**EXERCISE GOAL**
Produce nothing but an exact copy of the lines from the one containing "Parse this screenshot: output" through the one containing "Output a JSON", and do not carry over pictures.

**EXCERPTED RECORDS**
....................
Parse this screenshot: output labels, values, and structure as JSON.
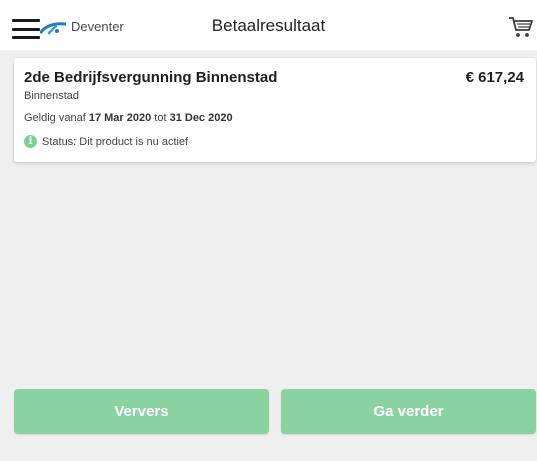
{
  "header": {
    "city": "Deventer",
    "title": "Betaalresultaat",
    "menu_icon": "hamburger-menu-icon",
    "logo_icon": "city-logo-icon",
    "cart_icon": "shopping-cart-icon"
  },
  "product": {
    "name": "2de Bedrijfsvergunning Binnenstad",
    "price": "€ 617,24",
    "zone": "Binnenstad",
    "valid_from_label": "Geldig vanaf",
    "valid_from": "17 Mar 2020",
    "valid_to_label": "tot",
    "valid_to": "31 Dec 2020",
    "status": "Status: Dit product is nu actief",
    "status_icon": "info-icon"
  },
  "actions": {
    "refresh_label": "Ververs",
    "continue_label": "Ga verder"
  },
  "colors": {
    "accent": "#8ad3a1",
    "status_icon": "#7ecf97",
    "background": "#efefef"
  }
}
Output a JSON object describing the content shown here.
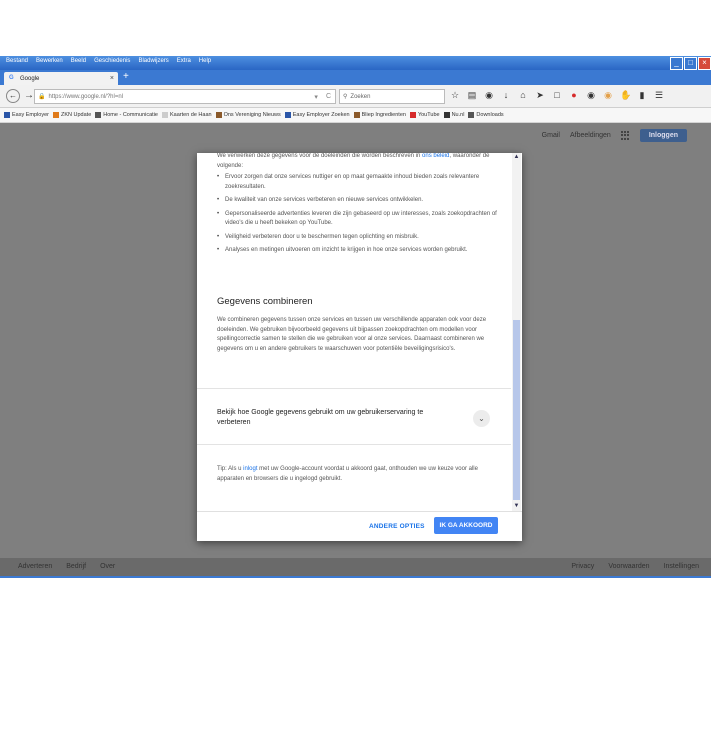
....................
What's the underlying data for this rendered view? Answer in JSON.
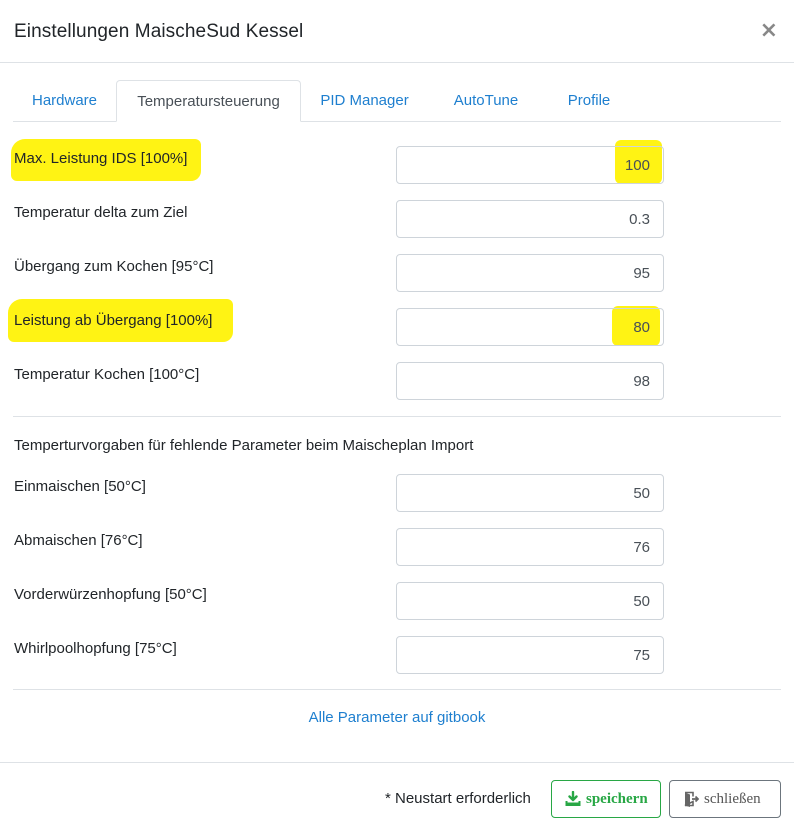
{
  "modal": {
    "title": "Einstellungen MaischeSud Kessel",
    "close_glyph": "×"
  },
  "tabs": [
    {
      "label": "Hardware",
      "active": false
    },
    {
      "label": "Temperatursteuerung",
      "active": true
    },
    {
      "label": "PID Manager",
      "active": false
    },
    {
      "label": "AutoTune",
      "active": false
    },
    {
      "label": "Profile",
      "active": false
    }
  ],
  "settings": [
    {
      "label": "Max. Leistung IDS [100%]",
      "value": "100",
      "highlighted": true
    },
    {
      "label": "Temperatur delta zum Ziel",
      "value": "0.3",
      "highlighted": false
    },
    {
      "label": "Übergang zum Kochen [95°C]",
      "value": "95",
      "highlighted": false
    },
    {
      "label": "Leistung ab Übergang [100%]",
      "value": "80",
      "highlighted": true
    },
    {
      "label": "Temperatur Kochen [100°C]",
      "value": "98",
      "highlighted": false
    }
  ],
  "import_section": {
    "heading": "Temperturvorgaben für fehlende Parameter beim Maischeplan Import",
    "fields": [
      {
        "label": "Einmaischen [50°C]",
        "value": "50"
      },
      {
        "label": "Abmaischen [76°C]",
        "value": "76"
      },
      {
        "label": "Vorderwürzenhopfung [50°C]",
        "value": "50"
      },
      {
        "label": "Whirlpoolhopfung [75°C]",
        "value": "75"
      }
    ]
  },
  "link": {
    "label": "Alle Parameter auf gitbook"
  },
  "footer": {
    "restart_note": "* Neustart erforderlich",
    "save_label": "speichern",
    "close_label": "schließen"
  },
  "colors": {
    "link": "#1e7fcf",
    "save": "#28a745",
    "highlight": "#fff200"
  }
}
....................
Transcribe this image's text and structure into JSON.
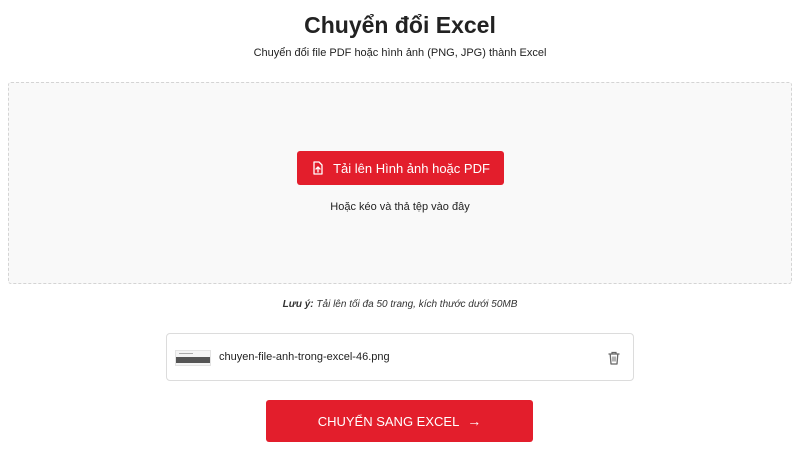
....................
**RESPONSE TO THE EXERCISE**
Parse this screenshot: output labels, values, and structure as JSON.
{
  "header": {
    "city": "Deventer",
    "title": "Betaalresultaat",
    "menu_icon": "hamburger-menu-icon",
    "logo_icon": "city-logo-icon",
    "cart_icon": "shopping-cart-icon"
  },
  "product": {
    "name": "2de Bedrijfsvergunning Binnenstad",
    "price": "€ 617,24",
    "zone": "Binnenstad",
    "valid_from_label": "Geldig vanaf",
    "valid_from": "17 Mar 2020",
    "valid_to_label": "tot",
    "valid_to": "31 Dec 2020",
    "status": "Status: Dit product is nu actief",
    "status_icon": "info-icon"
  },
  "actions": {
    "refresh_label": "Ververs",
    "continue_label": "Ga verder"
  },
  "colors": {
    "accent": "#8ad3a1",
    "status_icon": "#7ecf97",
    "background": "#efefef"
  }
}
Output a JSON object describing the content shown here.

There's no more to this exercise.